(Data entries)
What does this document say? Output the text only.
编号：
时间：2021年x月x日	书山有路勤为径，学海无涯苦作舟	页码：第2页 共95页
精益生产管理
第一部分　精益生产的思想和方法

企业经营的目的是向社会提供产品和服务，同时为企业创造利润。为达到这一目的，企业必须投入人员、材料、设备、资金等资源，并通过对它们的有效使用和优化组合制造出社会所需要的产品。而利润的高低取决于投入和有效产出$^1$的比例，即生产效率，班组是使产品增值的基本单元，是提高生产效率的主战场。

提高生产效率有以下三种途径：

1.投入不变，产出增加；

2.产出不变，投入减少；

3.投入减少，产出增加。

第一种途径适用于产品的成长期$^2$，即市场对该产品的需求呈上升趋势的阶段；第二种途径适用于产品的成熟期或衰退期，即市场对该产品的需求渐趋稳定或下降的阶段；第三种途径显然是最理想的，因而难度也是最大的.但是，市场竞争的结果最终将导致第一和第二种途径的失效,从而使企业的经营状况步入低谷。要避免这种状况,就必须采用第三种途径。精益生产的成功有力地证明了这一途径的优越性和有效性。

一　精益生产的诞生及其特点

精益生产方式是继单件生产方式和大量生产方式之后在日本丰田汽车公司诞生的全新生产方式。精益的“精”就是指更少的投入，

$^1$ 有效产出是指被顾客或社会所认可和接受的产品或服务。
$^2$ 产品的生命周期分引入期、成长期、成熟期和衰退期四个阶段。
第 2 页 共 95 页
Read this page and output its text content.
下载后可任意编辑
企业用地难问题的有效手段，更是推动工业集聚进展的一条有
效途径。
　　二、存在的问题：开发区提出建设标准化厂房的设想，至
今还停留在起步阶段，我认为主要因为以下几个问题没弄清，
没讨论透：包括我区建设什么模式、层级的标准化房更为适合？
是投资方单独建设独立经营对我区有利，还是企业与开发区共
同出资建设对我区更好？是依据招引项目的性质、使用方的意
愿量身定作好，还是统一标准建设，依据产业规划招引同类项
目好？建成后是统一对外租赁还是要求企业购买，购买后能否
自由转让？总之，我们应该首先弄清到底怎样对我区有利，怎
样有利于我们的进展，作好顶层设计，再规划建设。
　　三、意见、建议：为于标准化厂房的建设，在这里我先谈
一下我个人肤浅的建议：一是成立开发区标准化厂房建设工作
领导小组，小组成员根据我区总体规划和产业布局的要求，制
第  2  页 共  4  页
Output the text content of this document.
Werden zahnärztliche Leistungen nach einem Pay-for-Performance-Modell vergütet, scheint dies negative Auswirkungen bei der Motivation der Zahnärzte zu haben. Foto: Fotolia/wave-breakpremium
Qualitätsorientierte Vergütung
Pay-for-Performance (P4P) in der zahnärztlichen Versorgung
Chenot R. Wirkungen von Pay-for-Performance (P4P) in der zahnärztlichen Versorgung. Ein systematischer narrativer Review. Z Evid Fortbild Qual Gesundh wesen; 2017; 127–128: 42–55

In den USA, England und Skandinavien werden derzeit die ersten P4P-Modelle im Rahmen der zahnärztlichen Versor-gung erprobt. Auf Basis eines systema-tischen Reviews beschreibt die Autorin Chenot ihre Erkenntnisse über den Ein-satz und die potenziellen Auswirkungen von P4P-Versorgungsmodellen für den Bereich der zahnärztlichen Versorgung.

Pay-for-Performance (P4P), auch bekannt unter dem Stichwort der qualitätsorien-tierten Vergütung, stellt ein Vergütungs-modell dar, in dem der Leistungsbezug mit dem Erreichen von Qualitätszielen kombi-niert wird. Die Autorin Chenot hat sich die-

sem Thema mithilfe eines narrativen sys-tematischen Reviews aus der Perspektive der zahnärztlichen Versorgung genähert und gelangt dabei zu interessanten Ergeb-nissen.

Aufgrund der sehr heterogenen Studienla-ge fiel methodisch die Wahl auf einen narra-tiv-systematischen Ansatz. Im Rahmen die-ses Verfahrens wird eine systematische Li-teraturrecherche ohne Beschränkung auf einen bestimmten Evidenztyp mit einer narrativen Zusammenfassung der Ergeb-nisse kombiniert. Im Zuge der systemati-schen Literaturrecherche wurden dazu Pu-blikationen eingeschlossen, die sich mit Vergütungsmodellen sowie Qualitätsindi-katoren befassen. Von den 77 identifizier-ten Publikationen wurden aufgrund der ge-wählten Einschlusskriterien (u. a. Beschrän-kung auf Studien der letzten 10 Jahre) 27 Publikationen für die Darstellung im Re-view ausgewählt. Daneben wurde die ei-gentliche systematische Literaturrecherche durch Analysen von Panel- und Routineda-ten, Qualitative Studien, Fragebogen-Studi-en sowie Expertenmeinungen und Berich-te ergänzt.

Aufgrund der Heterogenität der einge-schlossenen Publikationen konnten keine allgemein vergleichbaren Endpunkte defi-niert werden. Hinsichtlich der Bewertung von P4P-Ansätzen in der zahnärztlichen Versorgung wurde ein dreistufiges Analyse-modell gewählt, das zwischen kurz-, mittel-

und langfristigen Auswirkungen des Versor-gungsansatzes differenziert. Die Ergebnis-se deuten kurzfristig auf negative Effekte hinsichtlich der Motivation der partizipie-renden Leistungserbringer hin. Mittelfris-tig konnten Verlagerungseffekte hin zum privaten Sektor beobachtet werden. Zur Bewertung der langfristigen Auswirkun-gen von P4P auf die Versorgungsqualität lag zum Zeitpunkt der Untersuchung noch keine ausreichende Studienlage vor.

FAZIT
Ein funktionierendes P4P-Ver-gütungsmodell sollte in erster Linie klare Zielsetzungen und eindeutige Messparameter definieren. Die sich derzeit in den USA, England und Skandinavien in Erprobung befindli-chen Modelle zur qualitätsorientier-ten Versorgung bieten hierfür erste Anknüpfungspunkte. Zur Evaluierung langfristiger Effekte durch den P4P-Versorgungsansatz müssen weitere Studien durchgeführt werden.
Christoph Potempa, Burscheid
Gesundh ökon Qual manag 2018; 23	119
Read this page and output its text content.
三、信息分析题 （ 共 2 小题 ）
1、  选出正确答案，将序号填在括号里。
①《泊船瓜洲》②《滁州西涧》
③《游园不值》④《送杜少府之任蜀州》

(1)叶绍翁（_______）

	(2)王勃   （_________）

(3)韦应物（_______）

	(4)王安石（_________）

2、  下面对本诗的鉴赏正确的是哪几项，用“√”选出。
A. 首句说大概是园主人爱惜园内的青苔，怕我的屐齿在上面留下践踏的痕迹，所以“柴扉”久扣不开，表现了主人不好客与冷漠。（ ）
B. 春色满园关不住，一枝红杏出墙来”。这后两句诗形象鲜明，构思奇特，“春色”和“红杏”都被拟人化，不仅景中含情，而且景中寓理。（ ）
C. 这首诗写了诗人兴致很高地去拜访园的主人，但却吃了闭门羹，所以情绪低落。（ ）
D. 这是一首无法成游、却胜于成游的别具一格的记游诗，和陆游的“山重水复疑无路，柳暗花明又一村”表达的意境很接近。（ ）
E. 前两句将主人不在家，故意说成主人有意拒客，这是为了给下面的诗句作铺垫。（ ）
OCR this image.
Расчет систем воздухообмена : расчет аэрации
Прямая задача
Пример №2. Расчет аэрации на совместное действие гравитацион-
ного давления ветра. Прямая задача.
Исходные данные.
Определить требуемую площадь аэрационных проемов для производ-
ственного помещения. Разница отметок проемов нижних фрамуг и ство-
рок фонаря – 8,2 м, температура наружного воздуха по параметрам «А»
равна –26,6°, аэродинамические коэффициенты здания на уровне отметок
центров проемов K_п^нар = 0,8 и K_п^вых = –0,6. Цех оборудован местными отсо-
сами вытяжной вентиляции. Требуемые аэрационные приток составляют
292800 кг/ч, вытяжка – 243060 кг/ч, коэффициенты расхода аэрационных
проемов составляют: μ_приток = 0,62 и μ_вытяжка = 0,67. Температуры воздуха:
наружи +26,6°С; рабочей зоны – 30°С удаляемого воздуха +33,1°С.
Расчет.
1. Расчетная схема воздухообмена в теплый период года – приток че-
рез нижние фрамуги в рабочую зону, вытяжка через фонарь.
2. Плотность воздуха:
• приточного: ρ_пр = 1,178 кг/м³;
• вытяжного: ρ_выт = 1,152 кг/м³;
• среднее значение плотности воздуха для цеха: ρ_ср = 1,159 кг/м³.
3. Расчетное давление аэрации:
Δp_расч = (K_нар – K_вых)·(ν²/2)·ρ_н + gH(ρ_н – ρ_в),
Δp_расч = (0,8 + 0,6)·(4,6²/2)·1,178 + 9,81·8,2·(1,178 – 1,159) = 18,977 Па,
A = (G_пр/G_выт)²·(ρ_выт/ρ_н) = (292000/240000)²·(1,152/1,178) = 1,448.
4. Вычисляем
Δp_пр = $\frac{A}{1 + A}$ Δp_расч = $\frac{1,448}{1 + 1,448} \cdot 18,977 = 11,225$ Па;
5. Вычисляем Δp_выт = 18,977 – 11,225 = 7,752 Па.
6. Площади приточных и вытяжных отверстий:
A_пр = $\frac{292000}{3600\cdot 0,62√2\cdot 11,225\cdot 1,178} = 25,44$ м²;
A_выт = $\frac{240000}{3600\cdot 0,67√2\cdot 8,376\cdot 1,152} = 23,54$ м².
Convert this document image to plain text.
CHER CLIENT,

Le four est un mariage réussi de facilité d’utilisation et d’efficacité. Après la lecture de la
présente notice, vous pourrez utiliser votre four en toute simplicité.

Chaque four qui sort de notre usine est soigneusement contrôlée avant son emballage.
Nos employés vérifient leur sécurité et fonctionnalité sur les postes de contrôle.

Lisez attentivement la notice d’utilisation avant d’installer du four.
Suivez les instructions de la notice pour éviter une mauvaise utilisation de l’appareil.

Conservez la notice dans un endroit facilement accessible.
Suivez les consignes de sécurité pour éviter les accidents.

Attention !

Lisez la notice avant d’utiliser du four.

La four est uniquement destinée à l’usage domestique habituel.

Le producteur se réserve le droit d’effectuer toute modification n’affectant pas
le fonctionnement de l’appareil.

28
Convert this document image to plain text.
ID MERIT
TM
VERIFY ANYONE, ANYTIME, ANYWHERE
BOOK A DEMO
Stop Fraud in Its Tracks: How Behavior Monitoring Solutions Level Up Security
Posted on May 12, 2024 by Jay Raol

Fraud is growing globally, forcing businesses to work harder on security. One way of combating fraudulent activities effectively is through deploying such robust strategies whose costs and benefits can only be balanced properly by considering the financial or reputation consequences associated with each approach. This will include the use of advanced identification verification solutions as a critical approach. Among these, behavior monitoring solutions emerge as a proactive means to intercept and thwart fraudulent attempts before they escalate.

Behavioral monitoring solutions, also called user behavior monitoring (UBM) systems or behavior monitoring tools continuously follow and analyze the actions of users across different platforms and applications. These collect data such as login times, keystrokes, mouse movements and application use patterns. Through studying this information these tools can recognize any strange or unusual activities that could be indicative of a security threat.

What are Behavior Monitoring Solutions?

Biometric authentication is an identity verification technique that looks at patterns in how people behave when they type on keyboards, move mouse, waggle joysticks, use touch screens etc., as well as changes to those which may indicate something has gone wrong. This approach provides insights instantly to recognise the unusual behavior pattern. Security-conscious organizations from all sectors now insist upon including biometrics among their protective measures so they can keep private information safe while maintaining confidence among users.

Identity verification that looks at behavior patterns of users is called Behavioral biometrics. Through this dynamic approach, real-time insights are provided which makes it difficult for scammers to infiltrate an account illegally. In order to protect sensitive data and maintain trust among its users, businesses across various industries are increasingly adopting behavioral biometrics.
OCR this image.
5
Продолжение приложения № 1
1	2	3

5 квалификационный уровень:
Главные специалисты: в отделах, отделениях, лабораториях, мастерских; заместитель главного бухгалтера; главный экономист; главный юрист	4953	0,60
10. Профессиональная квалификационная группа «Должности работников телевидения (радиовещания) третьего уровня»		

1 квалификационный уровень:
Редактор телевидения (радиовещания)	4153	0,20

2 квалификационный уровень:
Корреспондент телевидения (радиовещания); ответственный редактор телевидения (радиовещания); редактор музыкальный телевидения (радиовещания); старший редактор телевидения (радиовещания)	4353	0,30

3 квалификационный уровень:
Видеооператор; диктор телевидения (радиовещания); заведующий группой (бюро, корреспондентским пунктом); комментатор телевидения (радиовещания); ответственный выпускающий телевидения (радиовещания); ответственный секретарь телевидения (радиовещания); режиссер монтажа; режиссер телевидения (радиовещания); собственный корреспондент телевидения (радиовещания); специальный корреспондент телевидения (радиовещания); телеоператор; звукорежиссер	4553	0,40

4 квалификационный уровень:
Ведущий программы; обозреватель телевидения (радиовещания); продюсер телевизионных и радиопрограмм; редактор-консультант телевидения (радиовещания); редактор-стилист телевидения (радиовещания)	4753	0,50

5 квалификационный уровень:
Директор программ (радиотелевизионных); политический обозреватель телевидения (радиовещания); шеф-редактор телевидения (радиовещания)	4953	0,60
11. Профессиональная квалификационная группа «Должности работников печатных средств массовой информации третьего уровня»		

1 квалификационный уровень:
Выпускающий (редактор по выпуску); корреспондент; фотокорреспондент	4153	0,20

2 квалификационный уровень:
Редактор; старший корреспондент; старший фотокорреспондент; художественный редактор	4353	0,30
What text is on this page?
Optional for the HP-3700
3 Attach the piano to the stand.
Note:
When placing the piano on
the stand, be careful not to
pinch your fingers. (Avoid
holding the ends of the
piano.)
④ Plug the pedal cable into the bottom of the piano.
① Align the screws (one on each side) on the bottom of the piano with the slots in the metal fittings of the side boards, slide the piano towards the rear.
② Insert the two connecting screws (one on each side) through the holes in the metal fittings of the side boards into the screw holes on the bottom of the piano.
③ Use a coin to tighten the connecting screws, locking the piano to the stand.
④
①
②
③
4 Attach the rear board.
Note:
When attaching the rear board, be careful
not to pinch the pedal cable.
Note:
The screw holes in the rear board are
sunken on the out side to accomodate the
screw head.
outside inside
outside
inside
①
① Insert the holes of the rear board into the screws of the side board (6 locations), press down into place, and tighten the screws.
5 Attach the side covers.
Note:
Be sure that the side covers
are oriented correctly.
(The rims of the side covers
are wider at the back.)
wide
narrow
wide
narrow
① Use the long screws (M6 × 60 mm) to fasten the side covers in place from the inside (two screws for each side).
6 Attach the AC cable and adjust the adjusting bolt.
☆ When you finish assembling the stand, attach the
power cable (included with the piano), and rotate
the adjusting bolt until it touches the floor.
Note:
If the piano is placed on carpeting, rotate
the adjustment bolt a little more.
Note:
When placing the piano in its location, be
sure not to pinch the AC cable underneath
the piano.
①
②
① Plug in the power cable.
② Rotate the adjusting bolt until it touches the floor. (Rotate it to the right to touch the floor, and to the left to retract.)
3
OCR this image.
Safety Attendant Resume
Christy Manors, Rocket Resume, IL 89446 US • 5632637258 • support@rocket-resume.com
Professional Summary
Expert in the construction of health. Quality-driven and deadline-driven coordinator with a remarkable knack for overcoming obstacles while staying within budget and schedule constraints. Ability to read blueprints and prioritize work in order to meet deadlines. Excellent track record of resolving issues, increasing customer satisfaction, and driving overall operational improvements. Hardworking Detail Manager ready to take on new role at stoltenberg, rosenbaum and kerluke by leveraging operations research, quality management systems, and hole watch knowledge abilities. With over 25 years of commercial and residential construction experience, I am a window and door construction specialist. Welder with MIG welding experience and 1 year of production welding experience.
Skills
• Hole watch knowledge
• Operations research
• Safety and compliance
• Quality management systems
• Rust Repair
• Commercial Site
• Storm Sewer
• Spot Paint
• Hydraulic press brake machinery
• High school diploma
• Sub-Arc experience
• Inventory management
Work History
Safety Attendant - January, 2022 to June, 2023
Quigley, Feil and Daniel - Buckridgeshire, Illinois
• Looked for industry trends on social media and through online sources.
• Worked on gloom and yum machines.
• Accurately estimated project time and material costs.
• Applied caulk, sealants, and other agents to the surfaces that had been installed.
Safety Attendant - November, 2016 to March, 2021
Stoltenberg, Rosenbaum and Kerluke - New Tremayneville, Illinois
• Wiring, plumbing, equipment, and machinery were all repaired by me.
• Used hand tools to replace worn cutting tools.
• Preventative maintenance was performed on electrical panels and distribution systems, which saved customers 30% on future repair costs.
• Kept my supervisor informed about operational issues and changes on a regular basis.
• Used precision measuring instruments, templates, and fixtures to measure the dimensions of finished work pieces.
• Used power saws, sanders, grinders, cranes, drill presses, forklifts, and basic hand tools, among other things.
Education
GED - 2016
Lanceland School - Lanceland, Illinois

Task details =
Find the word "Chenot" and list each line it appears in.

Task response =
Chenot R. Wirkungen von Pay-for-Performance (P4P) in der zahnärztlichen Versorgung. Ein systematischer narrativer Review. Z Evid Fortbild Qual Gesundh wesen; 2017; 127–128: 42–55
In den USA, England und Skandinavien werden derzeit die ersten P4P-Modelle im Rahmen der zahnärztlichen Versor-gung erprobt. Auf Basis eines systema-tischen Reviews beschreibt die Autorin Chenot ihre Erkenntnisse über den Ein-satz und die potenziellen Auswirkungen von P4P-Versorgungsmodellen für den Bereich der zahnärztlichen Versorgung.
Pay-for-Performance (P4P), auch bekannt unter dem Stichwort der qualitätsorien-tierten Vergütung, stellt ein Vergütungs-modell dar, in dem der Leistungsbezug mit dem Erreichen von Qualitätszielen kombi-niert wird. Die Autorin Chenot hat sich die-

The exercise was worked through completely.